*AIM OF THE EXERCISE:*
Spot every line with the word "What" and return it.

*LISTED ENTRIES:*
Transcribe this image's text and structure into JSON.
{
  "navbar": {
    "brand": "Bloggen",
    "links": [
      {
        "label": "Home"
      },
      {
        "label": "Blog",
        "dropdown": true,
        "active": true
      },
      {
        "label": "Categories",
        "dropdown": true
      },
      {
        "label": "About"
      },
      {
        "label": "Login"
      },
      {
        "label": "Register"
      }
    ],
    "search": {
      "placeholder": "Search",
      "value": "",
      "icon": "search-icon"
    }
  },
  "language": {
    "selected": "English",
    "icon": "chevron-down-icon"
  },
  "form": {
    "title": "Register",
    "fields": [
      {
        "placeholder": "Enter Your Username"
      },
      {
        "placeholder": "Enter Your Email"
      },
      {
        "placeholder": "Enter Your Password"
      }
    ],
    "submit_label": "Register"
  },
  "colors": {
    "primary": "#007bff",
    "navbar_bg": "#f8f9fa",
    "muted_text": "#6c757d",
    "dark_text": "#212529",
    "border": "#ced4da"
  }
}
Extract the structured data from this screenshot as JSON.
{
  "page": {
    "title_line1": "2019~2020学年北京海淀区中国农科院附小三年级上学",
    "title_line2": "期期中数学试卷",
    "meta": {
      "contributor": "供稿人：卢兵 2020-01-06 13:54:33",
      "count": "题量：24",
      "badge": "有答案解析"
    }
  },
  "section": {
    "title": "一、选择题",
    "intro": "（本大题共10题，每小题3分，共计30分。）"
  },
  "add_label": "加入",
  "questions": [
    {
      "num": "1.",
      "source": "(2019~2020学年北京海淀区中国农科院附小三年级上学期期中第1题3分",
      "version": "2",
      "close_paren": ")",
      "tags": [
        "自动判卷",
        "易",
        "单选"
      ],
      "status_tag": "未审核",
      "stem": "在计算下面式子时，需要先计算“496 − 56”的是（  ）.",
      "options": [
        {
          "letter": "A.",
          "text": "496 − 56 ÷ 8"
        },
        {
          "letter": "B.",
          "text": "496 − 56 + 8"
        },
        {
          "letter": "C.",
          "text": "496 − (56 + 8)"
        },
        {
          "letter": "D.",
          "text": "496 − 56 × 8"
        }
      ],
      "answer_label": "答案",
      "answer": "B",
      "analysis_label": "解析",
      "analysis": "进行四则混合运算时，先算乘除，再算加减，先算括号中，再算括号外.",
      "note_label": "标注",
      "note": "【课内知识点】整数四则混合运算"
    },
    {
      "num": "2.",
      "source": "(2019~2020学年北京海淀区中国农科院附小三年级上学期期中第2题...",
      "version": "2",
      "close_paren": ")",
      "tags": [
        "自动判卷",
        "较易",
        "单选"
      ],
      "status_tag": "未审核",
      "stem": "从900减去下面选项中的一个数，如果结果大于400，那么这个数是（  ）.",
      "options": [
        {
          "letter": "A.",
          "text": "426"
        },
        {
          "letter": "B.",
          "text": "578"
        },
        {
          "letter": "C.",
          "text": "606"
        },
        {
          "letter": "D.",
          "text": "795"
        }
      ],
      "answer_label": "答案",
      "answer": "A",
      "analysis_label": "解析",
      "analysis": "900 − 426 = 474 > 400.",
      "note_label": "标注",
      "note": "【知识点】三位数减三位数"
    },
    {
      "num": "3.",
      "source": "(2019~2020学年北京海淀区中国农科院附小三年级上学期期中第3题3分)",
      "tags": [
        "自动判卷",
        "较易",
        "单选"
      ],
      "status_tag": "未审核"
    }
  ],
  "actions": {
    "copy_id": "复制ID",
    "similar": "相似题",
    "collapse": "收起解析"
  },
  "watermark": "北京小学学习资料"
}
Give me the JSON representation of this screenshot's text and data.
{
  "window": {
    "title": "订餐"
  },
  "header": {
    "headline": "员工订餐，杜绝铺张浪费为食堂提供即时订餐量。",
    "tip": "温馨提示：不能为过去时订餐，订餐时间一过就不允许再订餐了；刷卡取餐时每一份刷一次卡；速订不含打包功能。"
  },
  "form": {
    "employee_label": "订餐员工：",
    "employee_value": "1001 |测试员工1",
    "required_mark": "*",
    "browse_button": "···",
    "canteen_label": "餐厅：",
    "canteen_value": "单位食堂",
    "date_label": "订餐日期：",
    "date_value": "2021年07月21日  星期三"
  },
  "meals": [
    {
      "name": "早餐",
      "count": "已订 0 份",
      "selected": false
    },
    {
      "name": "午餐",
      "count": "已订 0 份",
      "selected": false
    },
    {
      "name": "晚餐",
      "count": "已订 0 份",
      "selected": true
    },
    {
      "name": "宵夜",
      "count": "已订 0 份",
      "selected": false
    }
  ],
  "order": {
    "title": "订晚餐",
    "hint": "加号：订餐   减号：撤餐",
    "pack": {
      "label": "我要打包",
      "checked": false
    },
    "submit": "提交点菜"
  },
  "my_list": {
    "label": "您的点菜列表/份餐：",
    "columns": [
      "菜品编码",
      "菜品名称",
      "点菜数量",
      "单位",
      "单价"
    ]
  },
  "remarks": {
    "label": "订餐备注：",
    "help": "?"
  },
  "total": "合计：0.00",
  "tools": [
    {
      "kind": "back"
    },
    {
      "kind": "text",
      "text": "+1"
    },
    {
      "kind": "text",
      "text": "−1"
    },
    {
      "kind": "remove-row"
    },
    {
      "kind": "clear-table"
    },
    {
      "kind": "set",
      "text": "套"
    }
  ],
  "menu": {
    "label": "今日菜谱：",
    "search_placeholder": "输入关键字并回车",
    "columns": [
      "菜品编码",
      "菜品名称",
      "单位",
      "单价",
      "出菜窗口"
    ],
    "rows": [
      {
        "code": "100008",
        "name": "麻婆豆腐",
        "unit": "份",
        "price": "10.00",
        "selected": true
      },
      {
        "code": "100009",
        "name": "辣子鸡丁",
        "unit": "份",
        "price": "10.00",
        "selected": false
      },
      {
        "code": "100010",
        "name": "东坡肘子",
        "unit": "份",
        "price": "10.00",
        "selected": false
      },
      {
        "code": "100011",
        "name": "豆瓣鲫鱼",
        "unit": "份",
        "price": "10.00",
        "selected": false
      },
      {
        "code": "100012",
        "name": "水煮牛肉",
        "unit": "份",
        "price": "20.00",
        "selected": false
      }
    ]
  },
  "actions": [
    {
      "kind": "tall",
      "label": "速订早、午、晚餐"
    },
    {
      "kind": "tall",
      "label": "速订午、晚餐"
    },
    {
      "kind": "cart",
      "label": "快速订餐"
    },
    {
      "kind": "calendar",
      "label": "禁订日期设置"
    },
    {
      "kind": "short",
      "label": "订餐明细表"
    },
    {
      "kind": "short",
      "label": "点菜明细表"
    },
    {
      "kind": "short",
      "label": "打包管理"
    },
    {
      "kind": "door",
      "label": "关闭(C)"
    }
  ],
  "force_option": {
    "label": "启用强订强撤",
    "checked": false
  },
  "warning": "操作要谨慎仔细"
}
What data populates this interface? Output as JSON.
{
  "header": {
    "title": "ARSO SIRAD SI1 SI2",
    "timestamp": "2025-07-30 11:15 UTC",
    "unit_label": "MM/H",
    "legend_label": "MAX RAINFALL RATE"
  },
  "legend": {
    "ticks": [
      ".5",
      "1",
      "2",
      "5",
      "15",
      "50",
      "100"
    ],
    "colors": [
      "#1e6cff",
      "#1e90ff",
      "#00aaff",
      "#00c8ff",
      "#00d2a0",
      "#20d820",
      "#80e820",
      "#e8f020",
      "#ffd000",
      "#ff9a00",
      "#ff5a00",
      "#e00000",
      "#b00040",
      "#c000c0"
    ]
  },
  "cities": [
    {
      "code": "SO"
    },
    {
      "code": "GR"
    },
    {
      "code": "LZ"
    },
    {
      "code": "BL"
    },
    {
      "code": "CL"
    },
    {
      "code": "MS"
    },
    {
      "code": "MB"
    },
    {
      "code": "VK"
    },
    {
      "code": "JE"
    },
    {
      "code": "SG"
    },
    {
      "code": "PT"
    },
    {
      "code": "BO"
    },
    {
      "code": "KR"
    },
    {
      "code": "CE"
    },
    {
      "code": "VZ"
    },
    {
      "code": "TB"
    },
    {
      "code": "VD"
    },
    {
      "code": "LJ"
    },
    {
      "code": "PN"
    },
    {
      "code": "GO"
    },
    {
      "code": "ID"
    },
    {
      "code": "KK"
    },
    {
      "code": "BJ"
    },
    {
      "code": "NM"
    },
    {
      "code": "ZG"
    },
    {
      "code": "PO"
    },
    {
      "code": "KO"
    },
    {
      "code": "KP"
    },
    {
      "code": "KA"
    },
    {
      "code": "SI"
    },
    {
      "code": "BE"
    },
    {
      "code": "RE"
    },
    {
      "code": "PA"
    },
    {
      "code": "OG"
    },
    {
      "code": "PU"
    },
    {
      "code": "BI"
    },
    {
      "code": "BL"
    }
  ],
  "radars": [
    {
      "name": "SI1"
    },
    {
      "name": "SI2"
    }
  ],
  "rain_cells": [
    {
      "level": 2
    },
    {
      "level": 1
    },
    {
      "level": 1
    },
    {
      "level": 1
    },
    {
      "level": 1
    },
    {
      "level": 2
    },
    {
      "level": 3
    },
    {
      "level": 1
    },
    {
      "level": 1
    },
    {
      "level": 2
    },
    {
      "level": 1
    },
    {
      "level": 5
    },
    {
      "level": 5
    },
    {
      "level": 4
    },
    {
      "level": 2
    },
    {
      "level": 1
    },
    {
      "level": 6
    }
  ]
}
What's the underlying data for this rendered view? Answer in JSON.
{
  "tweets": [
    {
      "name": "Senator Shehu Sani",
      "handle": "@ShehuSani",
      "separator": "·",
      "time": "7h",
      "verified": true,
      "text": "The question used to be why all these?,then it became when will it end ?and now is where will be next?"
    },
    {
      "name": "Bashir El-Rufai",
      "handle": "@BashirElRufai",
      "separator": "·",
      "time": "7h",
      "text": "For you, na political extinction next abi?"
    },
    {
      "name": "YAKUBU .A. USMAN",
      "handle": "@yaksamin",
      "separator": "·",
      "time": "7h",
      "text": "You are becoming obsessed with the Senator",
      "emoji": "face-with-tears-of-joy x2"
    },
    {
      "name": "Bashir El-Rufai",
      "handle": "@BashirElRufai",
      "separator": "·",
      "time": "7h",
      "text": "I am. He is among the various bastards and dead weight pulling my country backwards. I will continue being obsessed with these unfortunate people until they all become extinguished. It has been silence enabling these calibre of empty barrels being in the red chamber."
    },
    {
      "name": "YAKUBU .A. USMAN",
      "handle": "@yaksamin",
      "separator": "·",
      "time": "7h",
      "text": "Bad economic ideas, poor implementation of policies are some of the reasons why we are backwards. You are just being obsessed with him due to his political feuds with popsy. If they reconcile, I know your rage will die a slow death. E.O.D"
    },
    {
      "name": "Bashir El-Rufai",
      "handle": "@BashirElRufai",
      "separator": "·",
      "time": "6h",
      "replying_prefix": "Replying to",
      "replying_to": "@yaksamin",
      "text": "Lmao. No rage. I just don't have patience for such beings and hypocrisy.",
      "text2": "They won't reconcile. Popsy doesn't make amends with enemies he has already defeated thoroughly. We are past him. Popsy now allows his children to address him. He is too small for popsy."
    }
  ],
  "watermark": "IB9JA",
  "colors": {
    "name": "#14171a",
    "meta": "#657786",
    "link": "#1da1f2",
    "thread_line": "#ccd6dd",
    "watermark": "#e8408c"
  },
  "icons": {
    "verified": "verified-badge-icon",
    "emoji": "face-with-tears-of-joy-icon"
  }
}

*SOLUTION:*
What data populates this interface? Output as JSON.
What's the underlying data for this rendered view? Answer in JSON.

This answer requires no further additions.